■ Task inputs:
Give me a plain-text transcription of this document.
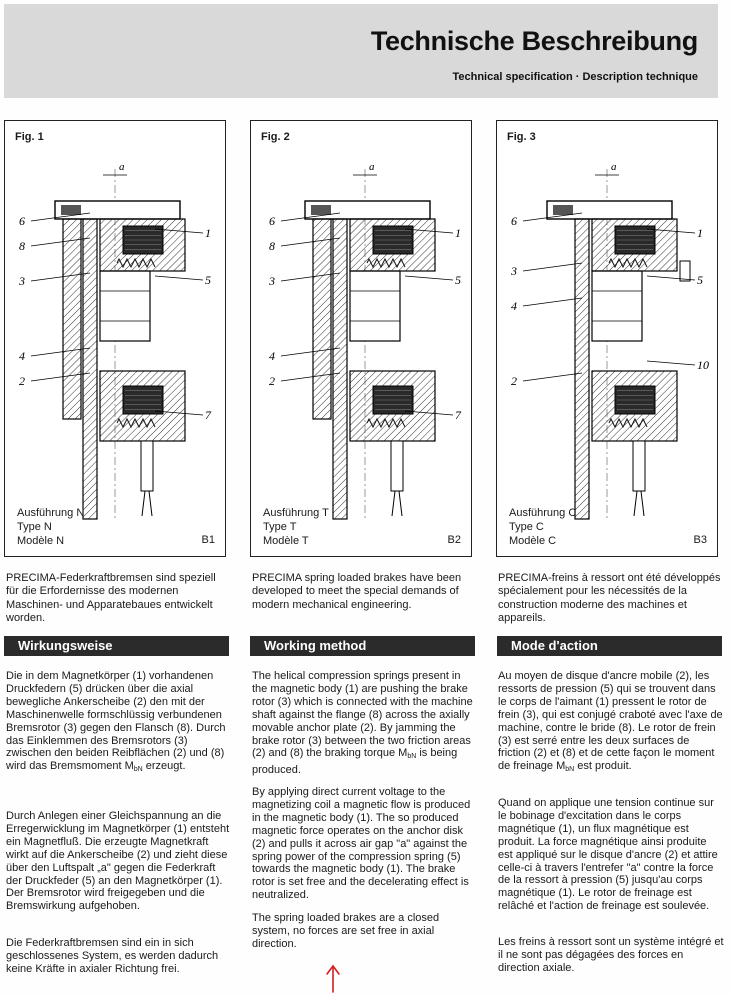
Technische Beschreibung
Technical specification · Description technique
Fig. 1
a
6
8
3
4
2
1
5
7
Ausführung N
Type N
Modèle N	B1
Fig. 2
a
6
8
3
4
2
1
5
7
Ausführung T
Type T
Modèle T	B2
Fig. 3
a
6
3
4
2
1
5
10
Ausführung C
Type C
Modèle C	B3
PRECIMA-Federkraftbremsen sind speziell für die Erfordernisse des modernen Maschinen- und Apparatebaues entwickelt worden.
PRECIMA spring loaded brakes have been developed to meet the special demands of modern mechanical engineering.
PRECIMA-freins à ressort ont été développés spécialement pour les nécessités de la construction moderne des machines et appareils.
Wirkungsweise	Working method	Mode d'action
Die in dem Magnetkörper (1) vorhandenen Druckfedern (5) drücken über die axial bewegliche Ankerscheibe (2) den mit der Maschinenwelle formschlüssig verbundenen Bremsrotor (3) gegen den Flansch (8). Durch das Einklemmen des Bremsrotors (3) zwischen den beiden Reibflächen (2) und (8) wird das Bremsmoment $M_{bN}$ erzeugt.
Durch Anlegen einer Gleichspannung an die Erregerwicklung im Magnetkörper (1) entsteht ein Magnetfluß. Die erzeugte Magnetkraft wirkt auf die Ankerscheibe (2) und zieht diese über den Luftspalt „a" gegen die Federkraft der Druckfeder (5) an den Magnetkörper (1). Der Bremsrotor wird freigegeben und die Bremswirkung aufgehoben.
Die Federkraftbremsen sind ein in sich geschlossenes System, es werden dadurch keine Kräfte in axialer Richtung frei.
The helical compression springs present in the magnetic body (1) are pushing the brake rotor (3) which is connected with the machine shaft against the flange (8) across the axially movable anchor plate (2). By jamming the brake rotor (3) between the two friction areas (2) and (8) the braking torque $M_{bN}$ is being produced.
By applying direct current voltage to the magnetizing coil a magnetic flow is produced in the magnetic body (1). The so produced magnetic force operates on the anchor disk (2) and pulls it across air gap "a" against the spring power of the compression spring (5) towards the magnetic body (1). The brake rotor is set free and the decelerating effect is neutralized.
The spring loaded brakes are a closed system, no forces are set free in axial direction.
Au moyen de disque d'ancre mobile (2), les ressorts de pression (5) qui se trouvent dans le corps de l'aimant (1) pressent le rotor de frein (3), qui est conjugé craboté avec l'axe de machine, contre le bride (8). Le rotor de frein (3) est serré entre les deux surfaces de friction (2) et (8) et de cette façon le moment de freinage $M_{bN}$ est produit.
Quand on applique une tension continue sur le bobinage d'excitation dans le corps magnétique (1), un flux magnétique est produit. La force magnétique ainsi produite est appliqué sur le disque d'ancre (2) et attire celle-ci à travers l'entrefer "a" contre la force de la ressort à pression (5) jusqu'au corps magnétique (1). Le rotor de freinage est relâché et l'action de freinage est soulevée.
Les freins à ressort sont un système intégré et il ne sont pas dégagées des forces en direction axiale.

■ Aim of the task: Locate all lines holding the word "against", then copy them out.

■ Task response:
The helical compression springs present in the magnetic body (1) are pushing the brake rotor (3) which is connected with the machine shaft against the flange (8) across the axially movable anchor plate (2). By jamming the brake rotor (3) between the two friction areas (2) and (8) the braking torque $M_{bN}$ is being produced.
By applying direct current voltage to the magnetizing coil a magnetic flow is produced in the magnetic body (1). The so produced magnetic force operates on the anchor disk (2) and pulls it across air gap "a" against the spring power of the compression spring (5) towards the magnetic body (1). The brake rotor is set free and the decelerating effect is neutralized.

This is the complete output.